- [SOURCE RECORDS]
==========
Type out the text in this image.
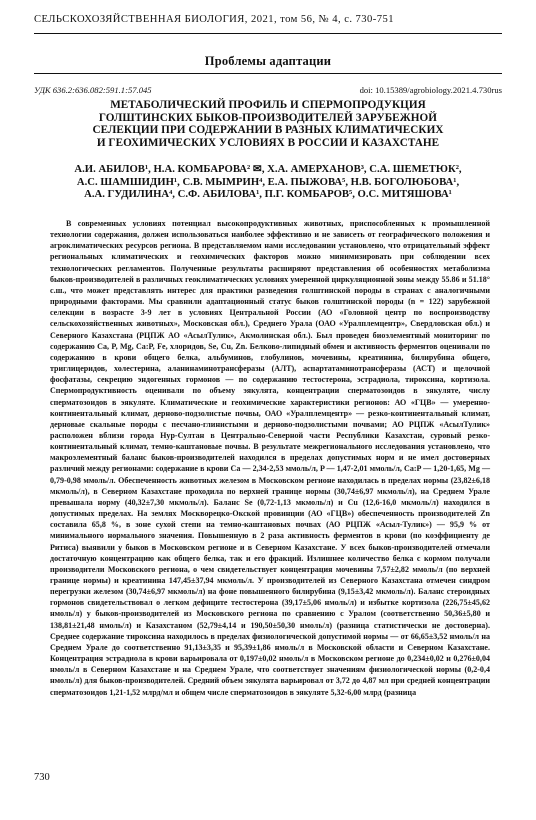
СЕЛЬСКОХОЗЯЙСТВЕННАЯ БИОЛОГИЯ, 2021, том 56, № 4, с. 730-751
Проблемы адаптации
УДК 636.2:636.082:591.1:57.045	doi: 10.15389/agrobiology.2021.4.730rus
МЕТАБОЛИЧЕСКИЙ ПРОФИЛЬ И СПЕРМОПРОДУКЦИЯ
ГОЛШТИНСКИХ БЫКОВ-ПРОИЗВОДИТЕЛЕЙ ЗАРУБЕЖНОЙ
СЕЛЕКЦИИ ПРИ СОДЕРЖАНИИ В РАЗНЫХ КЛИМАТИЧЕСКИХ
И ГЕОХИМИЧЕСКИХ УСЛОВИЯХ В РОССИИ И КАЗАХСТАНЕ
А.И. АБИЛОВ¹, Н.А. КОМБАРОВА² ✉, Х.А. АМЕРХАНОВ³, С.А. ШЕМЕТЮК²,
А.С. ШАМШИДИН¹, С.В. МЫМРИН⁴, Е.А. ПЫЖОВА⁵, Н.В. БОГОЛЮБОВА¹,
А.А. ГУДИЛИНА⁴, С.Ф. АБИЛОВА¹, П.Г. КОМБАРОВ⁵, О.С. МИТЯШОВА¹

В современных условиях потенциал высокопродуктивных животных, приспособленных к промышленной технологии содержания, должен использоваться наиболее эффективно и не зависеть от географического положения и агроклиматических ресурсов региона. В представляемом нами исследовании установлено, что отрицательный эффект региональных климатических и геохимических факторов можно минимизировать при соблюдении всех технологических регламентов. Полученные результаты расширяют представления об особенностях метаболизма быков-производителей в различных геоклиматических условиях умеренной циркуляционной зоны между 55.86 и 51.18° с.ш., что может представлять интерес для практики разведения голштинской породы в странах с аналогичными природными факторами. Мы сравнили адаптационный статус быков голштинской породы (n = 122) зарубежной селекции в возрасте 3-9 лет в условиях Центральной России (АО «Головной центр по воспроизводству сельскохозяйственных животных», Московская обл.), Среднего Урала (ОАО «Уралплемцентр», Свердловская обл.) и Северного Казахстана (РЦПЖ АО «АсылТулик», Акмолинская обл.). Был проведен биоэлементный мониторинг по содержанию Ca, P, Mg, Ca:P, Fe, хлоридов, Se, Cu, Zn. Белково-липидный обмен и активность ферментов оценивали по содержанию в крови общего белка, альбуминов, глобулинов, мочевины, креатинина, билирубина общего, триглицеридов, холестерина, аланинаминотрансферазы (АЛТ), аспартатаминотрансферазы (АСТ) и щелочной фосфатазы, секрецию эндогенных гормонов — по содержанию тестостерона, эстрадиола, тироксина, кортизола. Спермопродуктивность оценивали по объему эякулята, концентрации сперматозоидов в эякуляте, числу сперматозоидов в эякуляте. Климатические и геохимические характеристики регионов: АО «ГЦВ» — умеренно-континентальный климат, дерново-подзолистые почвы, ОАО «Уралплемцентр» — резко-континентальный климат, дерновые скальные породы с песчано-глинистыми и дерново-подзолистыми почвами; АО РЦПЖ «АсылТулик» расположен вблизи города Нур-Султан в Центрально-Северной части Республики Казахстан, суровый резко-континентальный климат, темно-каштановые почвы. В результате межрегионального исследования установлено, что макроэлементный баланс быков-производителей находился в пределах допустимых норм и не имел достоверных различий между регионами: содержание в крови Ca — 2,34-2,53 ммоль/л, P — 1,47-2,01 ммоль/л, Ca:P — 1,20-1,65, Mg — 0,79-0,98 ммоль/л. Обеспеченность животных железом в Московском регионе находилась в пределах нормы (23,82±6,18 мкмоль/л), в Северном Казахстане проходила по верхней границе нормы (30,74±6,97 мкмоль/л), на Среднем Урале превышала норму (40,32±7,30 мкмоль/л). Баланс Se (0,72-1,13 мкмоль/л) и Cu (12,6-16,0 мкмоль/л) находился в допустимых пределах. На землях Москворецко-Окской провинции (АО «ГЦВ») обеспеченность производителей Zn составила 65,8 %, в зоне сухой степи на темно-каштановых почвах (АО РЦПЖ «Асыл-Тулик») — 95,9 % от минимального нормального значения. Повышенную в 2 раза активность ферментов в крови (по коэффициенту де Ритиса) выявили у быков в Московском регионе и в Северном Казахстане. У всех быков-производителей отмечали достаточную концентрацию как общего белка, так и его фракций. Излишнее количество белка с кормом получали производители Московского региона, о чем свидетельствует концентрация мочевины 7,57±2,82 ммоль/л (по верхней границе нормы) и креатинина 147,45±37,94 мкмоль/л. У производителей из Северного Казахстана отмечен синдром перегрузки железом (30,74±6,97 мкмоль/л) на фоне повышенного билирубина (9,15±3,42 мкмоль/л). Баланс стероидных гормонов свидетельствовал о легком дефиците тестостерона (39,17±5,06 нмоль/л) и избытке кортизола (226,75±45,62 нмоль/л) у быков-производителей из Московского региона по сравнению с Уралом (соответственно 50,36±5,80 и 138,81±21,48 нмоль/л) и Казахстаном (52,79±4,14 и 190,50±50,30 нмоль/л) (разница статистически не достоверна). Среднее содержание тироксина находилось в пределах физиологической допустимой нормы — от 66,65±3,52 нмоль/л на Среднем Урале до соответственно 91,13±3,35 и 95,39±1,86 нмоль/л в Московской области и Северном Казахстане. Концентрация эстрадиола в крови варьировала от 0,197±0,02 нмоль/л в Московском регионе до 0,234±0,02 и 0,276±0,04 нмоль/л в Северном Казахстане и на Среднем Урале, что соответствует значениям физиологической нормы (0,2-0,4 нмоль/л) для быков-производителей. Средний объем эякулята варьировал от 3,72 до 4,87 мл при средней концентрации сперматозоидов 1,21-1,52 млрд/мл и общем числе сперматозоидов в эякуляте 5,32-6,00 млрд (разница

730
==========
- [INSTRUCTION]
Extract the text of all the records above verbatim, excluding pictures.

- [EXERCISE RESULT]
Type out the text in this image.
СЕЛЬСКОХОЗЯЙСТВЕННАЯ БИОЛОГИЯ, 2021, том 56, № 4, с. 730-751
Проблемы адаптации
УДК 636.2:636.082:591.1:57.045	doi: 10.15389/agrobiology.2021.4.730rus
МЕТАБОЛИЧЕСКИЙ ПРОФИЛЬ И СПЕРМОПРОДУКЦИЯ
ГОЛШТИНСКИХ БЫКОВ-ПРОИЗВОДИТЕЛЕЙ ЗАРУБЕЖНОЙ
СЕЛЕКЦИИ ПРИ СОДЕРЖАНИИ В РАЗНЫХ КЛИМАТИЧЕСКИХ
И ГЕОХИМИЧЕСКИХ УСЛОВИЯХ В РОССИИ И КАЗАХСТАНЕ
А.И. АБИЛОВ¹, Н.А. КОМБАРОВА² ✉, Х.А. АМЕРХАНОВ³, С.А. ШЕМЕТЮК²,
А.С. ШАМШИДИН¹, С.В. МЫМРИН⁴, Е.А. ПЫЖОВА⁵, Н.В. БОГОЛЮБОВА¹,
А.А. ГУДИЛИНА⁴, С.Ф. АБИЛОВА¹, П.Г. КОМБАРОВ⁵, О.С. МИТЯШОВА¹

В современных условиях потенциал высокопродуктивных животных, приспособленных к промышленной технологии содержания, должен использоваться наиболее эффективно и не зависеть от географического положения и агроклиматических ресурсов региона. В представляемом нами исследовании установлено, что отрицательный эффект региональных климатических и геохимических факторов можно минимизировать при соблюдении всех технологических регламентов. Полученные результаты расширяют представления об особенностях метаболизма быков-производителей в различных геоклиматических условиях умеренной циркуляционной зоны между 55.86 и 51.18° с.ш., что может представлять интерес для практики разведения голштинской породы в странах с аналогичными природными факторами. Мы сравнили адаптационный статус быков голштинской породы (n = 122) зарубежной селекции в возрасте 3-9 лет в условиях Центральной России (АО «Головной центр по воспроизводству сельскохозяйственных животных», Московская обл.), Среднего Урала (ОАО «Уралплемцентр», Свердловская обл.) и Северного Казахстана (РЦПЖ АО «АсылТулик», Акмолинская обл.). Был проведен биоэлементный мониторинг по содержанию Ca, P, Mg, Ca:P, Fe, хлоридов, Se, Cu, Zn. Белково-липидный обмен и активность ферментов оценивали по содержанию в крови общего белка, альбуминов, глобулинов, мочевины, креатинина, билирубина общего, триглицеридов, холестерина, аланинаминотрансферазы (АЛТ), аспартатаминотрансферазы (АСТ) и щелочной фосфатазы, секрецию эндогенных гормонов — по содержанию тестостерона, эстрадиола, тироксина, кортизола. Спермопродуктивность оценивали по объему эякулята, концентрации сперматозоидов в эякуляте, числу сперматозоидов в эякуляте. Климатические и геохимические характеристики регионов: АО «ГЦВ» — умеренно-континентальный климат, дерново-подзолистые почвы, ОАО «Уралплемцентр» — резко-континентальный климат, дерновые скальные породы с песчано-глинистыми и дерново-подзолистыми почвами; АО РЦПЖ «АсылТулик» расположен вблизи города Нур-Султан в Центрально-Северной части Республики Казахстан, суровый резко-континентальный климат, темно-каштановые почвы. В результате межрегионального исследования установлено, что макроэлементный баланс быков-производителей находился в пределах допустимых норм и не имел достоверных различий между регионами: содержание в крови Ca — 2,34-2,53 ммоль/л, P — 1,47-2,01 ммоль/л, Ca:P — 1,20-1,65, Mg — 0,79-0,98 ммоль/л. Обеспеченность животных железом в Московском регионе находилась в пределах нормы (23,82±6,18 мкмоль/л), в Северном Казахстане проходила по верхней границе нормы (30,74±6,97 мкмоль/л), на Среднем Урале превышала норму (40,32±7,30 мкмоль/л). Баланс Se (0,72-1,13 мкмоль/л) и Cu (12,6-16,0 мкмоль/л) находился в допустимых пределах. На землях Москворецко-Окской провинции (АО «ГЦВ») обеспеченность производителей Zn составила 65,8 %, в зоне сухой степи на темно-каштановых почвах (АО РЦПЖ «Асыл-Тулик») — 95,9 % от минимального нормального значения. Повышенную в 2 раза активность ферментов в крови (по коэффициенту де Ритиса) выявили у быков в Московском регионе и в Северном Казахстане. У всех быков-производителей отмечали достаточную концентрацию как общего белка, так и его фракций. Излишнее количество белка с кормом получали производители Московского региона, о чем свидетельствует концентрация мочевины 7,57±2,82 ммоль/л (по верхней границе нормы) и креатинина 147,45±37,94 мкмоль/л. У производителей из Северного Казахстана отмечен синдром перегрузки железом (30,74±6,97 мкмоль/л) на фоне повышенного билирубина (9,15±3,42 мкмоль/л). Баланс стероидных гормонов свидетельствовал о легком дефиците тестостерона (39,17±5,06 нмоль/л) и избытке кортизола (226,75±45,62 нмоль/л) у быков-производителей из Московского региона по сравнению с Уралом (соответственно 50,36±5,80 и 138,81±21,48 нмоль/л) и Казахстаном (52,79±4,14 и 190,50±50,30 нмоль/л) (разница статистически не достоверна). Среднее содержание тироксина находилось в пределах физиологической допустимой нормы — от 66,65±3,52 нмоль/л на Среднем Урале до соответственно 91,13±3,35 и 95,39±1,86 нмоль/л в Московской области и Северном Казахстане. Концентрация эстрадиола в крови варьировала от 0,197±0,02 нмоль/л в Московском регионе до 0,234±0,02 и 0,276±0,04 нмоль/л в Северном Казахстане и на Среднем Урале, что соответствует значениям физиологической нормы (0,2-0,4 нмоль/л) для быков-производителей. Средний объем эякулята варьировал от 3,72 до 4,87 мл при средней концентрации сперматозоидов 1,21-1,52 млрд/мл и общем числе сперматозоидов в эякуляте 5,32-6,00 млрд (разница

730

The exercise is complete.